═══ Entries supplied ═══

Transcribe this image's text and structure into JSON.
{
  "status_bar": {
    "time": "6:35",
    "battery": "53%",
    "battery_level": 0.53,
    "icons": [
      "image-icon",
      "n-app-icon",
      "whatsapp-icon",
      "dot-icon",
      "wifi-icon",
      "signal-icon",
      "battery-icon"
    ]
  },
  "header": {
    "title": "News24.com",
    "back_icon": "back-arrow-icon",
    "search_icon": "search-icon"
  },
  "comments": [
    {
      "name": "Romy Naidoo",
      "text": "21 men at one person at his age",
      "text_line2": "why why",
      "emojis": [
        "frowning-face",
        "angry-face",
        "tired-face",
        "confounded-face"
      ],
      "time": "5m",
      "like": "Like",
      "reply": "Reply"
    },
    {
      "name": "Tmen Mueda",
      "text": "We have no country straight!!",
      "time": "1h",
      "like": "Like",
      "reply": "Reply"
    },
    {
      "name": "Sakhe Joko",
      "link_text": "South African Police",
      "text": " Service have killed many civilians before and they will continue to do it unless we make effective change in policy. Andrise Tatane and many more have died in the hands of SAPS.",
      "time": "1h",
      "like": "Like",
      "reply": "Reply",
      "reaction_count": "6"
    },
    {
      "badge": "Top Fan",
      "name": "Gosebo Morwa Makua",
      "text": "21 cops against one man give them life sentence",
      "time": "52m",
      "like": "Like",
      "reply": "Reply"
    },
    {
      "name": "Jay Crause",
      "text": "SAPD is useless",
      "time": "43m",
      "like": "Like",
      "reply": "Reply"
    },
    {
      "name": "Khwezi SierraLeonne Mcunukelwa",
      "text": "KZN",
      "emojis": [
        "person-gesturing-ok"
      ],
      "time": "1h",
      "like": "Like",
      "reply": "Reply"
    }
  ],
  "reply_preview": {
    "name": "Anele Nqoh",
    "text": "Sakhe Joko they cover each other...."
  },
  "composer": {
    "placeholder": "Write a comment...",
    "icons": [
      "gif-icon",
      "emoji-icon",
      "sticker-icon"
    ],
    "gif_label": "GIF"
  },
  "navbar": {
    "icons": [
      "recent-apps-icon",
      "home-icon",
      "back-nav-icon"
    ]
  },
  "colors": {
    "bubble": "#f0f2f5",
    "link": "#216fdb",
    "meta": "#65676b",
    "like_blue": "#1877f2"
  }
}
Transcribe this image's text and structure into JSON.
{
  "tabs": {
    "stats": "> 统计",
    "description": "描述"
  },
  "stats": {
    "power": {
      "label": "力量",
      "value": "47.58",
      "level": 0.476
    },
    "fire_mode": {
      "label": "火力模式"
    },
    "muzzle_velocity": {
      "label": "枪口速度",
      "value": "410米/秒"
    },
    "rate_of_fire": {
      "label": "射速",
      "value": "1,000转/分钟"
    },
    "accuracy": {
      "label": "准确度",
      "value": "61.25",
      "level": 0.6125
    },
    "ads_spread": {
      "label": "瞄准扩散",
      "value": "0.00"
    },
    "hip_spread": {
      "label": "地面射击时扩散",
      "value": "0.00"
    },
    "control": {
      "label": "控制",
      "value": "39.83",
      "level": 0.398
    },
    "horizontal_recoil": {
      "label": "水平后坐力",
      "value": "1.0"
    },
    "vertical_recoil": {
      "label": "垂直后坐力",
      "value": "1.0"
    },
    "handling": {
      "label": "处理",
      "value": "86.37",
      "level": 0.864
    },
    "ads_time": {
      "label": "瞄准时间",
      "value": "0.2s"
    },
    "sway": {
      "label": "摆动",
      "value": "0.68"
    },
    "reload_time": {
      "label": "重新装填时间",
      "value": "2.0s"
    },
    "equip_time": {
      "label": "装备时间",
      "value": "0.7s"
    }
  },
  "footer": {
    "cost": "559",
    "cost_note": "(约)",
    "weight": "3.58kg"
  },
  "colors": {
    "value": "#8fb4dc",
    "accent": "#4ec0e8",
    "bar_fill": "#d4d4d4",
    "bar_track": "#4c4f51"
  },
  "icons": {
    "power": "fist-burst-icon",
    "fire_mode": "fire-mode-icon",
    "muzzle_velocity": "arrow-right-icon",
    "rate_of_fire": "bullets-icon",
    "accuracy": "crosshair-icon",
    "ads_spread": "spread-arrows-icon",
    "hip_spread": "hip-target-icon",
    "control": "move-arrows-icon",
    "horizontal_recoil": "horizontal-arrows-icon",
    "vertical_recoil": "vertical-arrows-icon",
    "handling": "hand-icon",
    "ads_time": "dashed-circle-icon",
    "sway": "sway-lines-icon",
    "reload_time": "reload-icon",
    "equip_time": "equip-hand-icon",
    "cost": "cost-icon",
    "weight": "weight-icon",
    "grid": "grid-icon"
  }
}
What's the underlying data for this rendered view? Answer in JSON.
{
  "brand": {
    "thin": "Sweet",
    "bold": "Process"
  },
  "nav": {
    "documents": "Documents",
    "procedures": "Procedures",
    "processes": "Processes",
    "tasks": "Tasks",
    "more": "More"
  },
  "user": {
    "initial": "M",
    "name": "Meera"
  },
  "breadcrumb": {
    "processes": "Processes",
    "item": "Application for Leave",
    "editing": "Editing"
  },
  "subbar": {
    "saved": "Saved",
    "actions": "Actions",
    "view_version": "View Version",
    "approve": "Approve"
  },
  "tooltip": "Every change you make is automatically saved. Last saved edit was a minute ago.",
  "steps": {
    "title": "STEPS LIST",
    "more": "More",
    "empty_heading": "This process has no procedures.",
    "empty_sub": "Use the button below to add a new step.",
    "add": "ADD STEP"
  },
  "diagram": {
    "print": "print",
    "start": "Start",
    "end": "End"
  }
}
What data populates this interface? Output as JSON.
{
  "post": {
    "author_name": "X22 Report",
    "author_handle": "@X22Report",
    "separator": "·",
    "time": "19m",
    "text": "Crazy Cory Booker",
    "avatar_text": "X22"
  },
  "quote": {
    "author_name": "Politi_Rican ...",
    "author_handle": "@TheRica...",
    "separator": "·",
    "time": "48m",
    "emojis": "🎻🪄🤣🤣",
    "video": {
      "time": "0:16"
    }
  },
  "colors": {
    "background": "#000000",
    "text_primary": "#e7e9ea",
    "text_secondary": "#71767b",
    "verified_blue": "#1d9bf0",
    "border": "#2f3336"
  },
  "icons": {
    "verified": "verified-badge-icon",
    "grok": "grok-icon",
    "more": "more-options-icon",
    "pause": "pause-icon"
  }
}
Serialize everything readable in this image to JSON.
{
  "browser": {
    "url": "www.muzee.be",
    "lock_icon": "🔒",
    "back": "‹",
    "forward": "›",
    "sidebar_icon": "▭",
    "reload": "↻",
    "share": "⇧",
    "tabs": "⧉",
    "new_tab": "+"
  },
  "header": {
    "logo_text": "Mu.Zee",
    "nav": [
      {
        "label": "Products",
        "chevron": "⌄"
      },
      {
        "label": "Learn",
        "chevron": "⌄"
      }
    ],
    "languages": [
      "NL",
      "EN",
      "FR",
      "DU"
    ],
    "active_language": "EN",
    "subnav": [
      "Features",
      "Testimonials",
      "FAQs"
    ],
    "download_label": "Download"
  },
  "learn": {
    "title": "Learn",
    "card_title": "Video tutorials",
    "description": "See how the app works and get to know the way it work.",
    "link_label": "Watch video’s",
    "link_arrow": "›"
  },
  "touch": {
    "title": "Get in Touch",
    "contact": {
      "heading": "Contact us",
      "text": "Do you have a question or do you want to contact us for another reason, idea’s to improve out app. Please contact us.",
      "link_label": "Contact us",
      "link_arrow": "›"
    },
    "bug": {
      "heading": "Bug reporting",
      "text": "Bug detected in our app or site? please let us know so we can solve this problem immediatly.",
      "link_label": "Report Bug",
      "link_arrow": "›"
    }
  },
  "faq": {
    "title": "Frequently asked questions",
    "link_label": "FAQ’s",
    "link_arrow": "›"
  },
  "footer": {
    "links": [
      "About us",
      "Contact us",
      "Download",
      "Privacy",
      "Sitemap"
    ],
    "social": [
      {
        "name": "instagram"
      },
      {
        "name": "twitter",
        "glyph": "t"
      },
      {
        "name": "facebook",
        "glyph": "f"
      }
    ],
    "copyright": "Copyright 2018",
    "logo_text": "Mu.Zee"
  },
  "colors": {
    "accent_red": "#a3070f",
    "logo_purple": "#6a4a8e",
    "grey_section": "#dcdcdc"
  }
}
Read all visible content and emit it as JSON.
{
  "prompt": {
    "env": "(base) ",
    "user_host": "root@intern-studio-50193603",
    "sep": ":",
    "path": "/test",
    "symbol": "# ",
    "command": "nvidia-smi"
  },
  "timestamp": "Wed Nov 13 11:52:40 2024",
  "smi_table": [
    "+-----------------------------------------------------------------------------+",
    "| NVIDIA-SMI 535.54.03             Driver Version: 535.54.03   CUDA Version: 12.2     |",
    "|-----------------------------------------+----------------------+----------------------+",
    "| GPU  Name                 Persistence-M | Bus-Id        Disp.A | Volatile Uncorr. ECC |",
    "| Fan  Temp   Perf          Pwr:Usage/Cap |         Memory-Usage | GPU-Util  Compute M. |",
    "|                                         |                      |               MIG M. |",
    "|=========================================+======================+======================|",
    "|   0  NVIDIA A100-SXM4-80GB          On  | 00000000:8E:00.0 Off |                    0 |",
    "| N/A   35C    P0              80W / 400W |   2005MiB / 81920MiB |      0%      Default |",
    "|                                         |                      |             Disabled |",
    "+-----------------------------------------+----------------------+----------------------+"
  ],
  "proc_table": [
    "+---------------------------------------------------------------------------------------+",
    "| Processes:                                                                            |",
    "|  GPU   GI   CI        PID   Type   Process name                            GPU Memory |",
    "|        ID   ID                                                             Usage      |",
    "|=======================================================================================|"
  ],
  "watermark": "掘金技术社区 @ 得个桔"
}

═══

> _The task_
Show all lines from the data above in which the word "saved" appears.

> _The response_
    "saved": "Saved",
  "tooltip": "Every change you make is automatically saved. Last saved edit was a minute ago.",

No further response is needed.